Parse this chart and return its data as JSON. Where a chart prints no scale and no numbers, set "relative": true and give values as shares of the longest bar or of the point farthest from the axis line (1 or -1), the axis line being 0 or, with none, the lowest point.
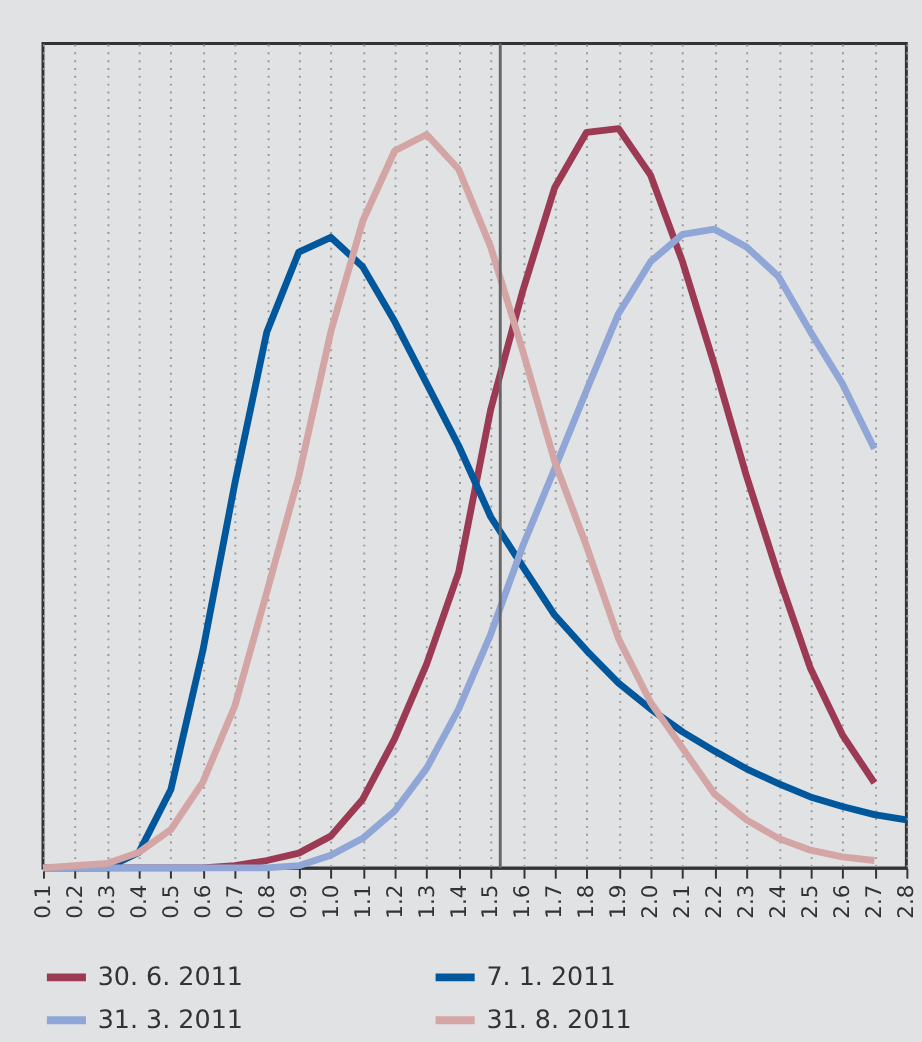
{
  "chart_data": {
    "type": "line",
    "relative": true,
    "x": [
      0.1,
      0.2,
      0.3,
      0.4,
      0.5,
      0.6,
      0.7,
      0.8,
      0.9,
      1.0,
      1.1,
      1.2,
      1.3,
      1.4,
      1.5,
      1.6,
      1.7,
      1.8,
      1.9,
      2.0,
      2.1,
      2.2,
      2.3,
      2.4,
      2.5,
      2.6,
      2.7,
      2.8
    ],
    "xlim": [
      0.1,
      2.8
    ],
    "xticks": [
      0.1,
      0.2,
      0.3,
      0.4,
      0.5,
      0.6,
      0.7,
      0.8,
      0.9,
      {
        "value": 1,
        "label": "1.0"
      },
      1.1,
      1.2,
      1.3,
      1.4,
      1.5,
      1.6,
      1.7,
      1.8,
      1.9,
      {
        "value": 2,
        "label": "2.0"
      },
      2.1,
      2.2,
      2.3,
      2.4,
      2.5,
      2.6,
      2.7,
      2.8
    ],
    "series": [
      {
        "name": "30. 6. 2011",
        "color": "#9b3a52",
        "values": [
          0,
          0,
          0,
          0,
          0,
          0,
          0.003,
          0.01,
          0.02,
          0.043,
          0.093,
          0.175,
          0.276,
          0.4,
          0.62,
          0.78,
          0.92,
          0.995,
          1.0,
          0.937,
          0.82,
          0.68,
          0.53,
          0.395,
          0.27,
          0.18,
          0.115,
          null
        ]
      },
      {
        "name": "7. 1. 2011",
        "color": "#00579c",
        "values": [
          0,
          0,
          0,
          0.021,
          0.106,
          0.294,
          0.52,
          0.725,
          0.833,
          0.853,
          0.813,
          0.739,
          0.655,
          0.571,
          0.475,
          0.408,
          0.342,
          0.294,
          0.25,
          0.215,
          0.184,
          0.158,
          0.134,
          0.114,
          0.096,
          0.083,
          0.072,
          0.065
        ]
      },
      {
        "name": "31. 3. 2011",
        "color": "#8fa6d6",
        "values": [
          0,
          0,
          0,
          0,
          0,
          0,
          0,
          0,
          0.003,
          0.017,
          0.04,
          0.077,
          0.135,
          0.215,
          0.316,
          0.435,
          0.54,
          0.646,
          0.75,
          0.82,
          0.857,
          0.864,
          0.84,
          0.8,
          0.725,
          0.655,
          0.567,
          null
        ]
      },
      {
        "name": "31. 8. 2011",
        "color": "#d4a5a5",
        "values": [
          0,
          0.003,
          0.006,
          0.021,
          0.052,
          0.116,
          0.219,
          0.373,
          0.53,
          0.725,
          0.875,
          0.97,
          0.992,
          0.945,
          0.84,
          0.7,
          0.55,
          0.435,
          0.31,
          0.224,
          0.162,
          0.1,
          0.065,
          0.04,
          0.024,
          0.015,
          0.01,
          null
        ]
      }
    ],
    "ref_lines": [
      {
        "axis": "x",
        "value": 1.53,
        "color": "#666666"
      }
    ],
    "grid": "x",
    "legend": "bottom",
    "marker": "none",
    "line_style": "solid"
  }
}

**What to do:** Find the word "relative" in the data and show each line that holds it.

**Correct result:**
Parse this chart and return its data as JSON. Where a chart prints no scale and no numbers, set "relative": true and give values as shares of the longest bar or of the point farthest from the axis line (1 or -1), the axis line being 0 or, with none, the lowest point.
    "relative": true,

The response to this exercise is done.